A run of records
* * * * * * *

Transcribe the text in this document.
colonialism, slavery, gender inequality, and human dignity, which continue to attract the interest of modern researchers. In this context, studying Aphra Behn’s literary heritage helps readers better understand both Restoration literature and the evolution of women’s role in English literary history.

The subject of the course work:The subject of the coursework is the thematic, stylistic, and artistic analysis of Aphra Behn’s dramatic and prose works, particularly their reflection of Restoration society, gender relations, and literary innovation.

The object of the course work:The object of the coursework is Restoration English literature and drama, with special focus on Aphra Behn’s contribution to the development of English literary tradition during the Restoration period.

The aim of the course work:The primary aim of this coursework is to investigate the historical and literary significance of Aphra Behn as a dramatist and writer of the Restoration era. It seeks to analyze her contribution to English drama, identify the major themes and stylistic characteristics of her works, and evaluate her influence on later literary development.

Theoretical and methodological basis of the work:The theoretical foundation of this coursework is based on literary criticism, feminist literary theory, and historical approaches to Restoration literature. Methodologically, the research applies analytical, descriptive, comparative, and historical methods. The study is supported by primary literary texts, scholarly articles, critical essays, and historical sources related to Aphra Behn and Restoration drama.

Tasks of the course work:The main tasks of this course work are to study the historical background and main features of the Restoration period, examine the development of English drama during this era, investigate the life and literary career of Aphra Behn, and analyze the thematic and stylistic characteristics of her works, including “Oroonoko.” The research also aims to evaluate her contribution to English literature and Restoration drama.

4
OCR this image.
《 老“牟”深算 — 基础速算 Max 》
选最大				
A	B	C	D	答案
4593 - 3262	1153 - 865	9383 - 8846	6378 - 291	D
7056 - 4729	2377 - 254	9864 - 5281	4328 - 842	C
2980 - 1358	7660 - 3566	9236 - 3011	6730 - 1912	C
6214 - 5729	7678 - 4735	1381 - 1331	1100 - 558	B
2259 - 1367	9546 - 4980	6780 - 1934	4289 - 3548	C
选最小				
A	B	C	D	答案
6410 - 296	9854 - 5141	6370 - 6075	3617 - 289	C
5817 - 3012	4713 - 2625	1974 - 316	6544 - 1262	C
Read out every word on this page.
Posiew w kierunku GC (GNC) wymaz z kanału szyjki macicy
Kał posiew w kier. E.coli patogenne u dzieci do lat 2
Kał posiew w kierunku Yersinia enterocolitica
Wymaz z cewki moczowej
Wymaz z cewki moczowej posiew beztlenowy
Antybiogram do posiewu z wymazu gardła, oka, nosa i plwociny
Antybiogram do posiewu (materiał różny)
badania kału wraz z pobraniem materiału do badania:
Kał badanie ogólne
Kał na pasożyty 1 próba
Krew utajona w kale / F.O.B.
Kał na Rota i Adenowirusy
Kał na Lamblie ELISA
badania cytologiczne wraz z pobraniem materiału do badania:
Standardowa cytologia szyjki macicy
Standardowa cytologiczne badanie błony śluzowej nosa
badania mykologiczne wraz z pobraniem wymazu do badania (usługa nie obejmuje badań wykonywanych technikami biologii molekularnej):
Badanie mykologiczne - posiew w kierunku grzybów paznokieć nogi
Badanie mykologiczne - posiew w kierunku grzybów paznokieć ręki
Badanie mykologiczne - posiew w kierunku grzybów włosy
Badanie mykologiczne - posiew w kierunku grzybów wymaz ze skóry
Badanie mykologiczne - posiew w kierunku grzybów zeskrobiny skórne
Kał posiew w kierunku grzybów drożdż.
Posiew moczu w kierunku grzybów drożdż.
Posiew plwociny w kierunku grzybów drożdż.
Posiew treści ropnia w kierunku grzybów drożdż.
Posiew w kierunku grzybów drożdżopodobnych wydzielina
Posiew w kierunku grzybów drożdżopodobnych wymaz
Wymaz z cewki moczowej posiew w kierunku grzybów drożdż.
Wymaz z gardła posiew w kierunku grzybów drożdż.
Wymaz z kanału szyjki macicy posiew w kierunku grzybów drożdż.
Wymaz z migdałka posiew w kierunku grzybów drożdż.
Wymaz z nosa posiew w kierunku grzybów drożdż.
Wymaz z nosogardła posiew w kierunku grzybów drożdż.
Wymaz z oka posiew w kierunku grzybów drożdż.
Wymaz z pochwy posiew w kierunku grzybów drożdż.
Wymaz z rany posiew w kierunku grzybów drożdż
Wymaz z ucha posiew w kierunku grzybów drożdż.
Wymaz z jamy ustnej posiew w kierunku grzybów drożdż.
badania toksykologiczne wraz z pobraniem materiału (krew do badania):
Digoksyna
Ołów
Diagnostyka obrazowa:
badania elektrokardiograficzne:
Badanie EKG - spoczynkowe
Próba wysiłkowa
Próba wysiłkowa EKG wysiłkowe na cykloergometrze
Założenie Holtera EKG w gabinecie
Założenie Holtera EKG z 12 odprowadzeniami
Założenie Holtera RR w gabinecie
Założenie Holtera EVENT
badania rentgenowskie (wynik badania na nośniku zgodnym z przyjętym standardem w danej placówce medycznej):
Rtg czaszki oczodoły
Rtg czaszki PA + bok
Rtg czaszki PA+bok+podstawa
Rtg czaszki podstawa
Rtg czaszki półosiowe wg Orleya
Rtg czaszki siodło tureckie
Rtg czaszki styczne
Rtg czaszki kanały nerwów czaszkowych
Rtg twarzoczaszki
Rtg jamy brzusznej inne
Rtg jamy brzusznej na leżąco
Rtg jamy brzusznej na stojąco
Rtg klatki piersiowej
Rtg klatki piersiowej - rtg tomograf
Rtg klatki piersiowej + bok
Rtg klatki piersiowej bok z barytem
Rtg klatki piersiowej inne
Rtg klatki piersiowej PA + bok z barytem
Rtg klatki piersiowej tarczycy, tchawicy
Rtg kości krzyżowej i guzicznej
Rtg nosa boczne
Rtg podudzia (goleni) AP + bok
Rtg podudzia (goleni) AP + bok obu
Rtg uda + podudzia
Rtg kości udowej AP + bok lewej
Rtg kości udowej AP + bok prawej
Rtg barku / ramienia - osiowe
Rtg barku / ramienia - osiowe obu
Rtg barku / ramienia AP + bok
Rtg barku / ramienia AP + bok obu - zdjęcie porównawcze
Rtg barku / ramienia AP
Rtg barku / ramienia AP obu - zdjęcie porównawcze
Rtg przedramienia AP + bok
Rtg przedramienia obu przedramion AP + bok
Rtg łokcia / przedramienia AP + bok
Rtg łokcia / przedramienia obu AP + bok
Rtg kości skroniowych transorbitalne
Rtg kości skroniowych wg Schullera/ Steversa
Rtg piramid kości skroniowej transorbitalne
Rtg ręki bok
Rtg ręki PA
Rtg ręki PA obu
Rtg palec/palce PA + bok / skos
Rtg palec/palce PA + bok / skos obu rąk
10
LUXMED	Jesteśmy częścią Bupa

* * * * * * *

Say, as a bare number, how many lines in the entries above include the string "nosa".

> **SOLVED PROBLEM**
4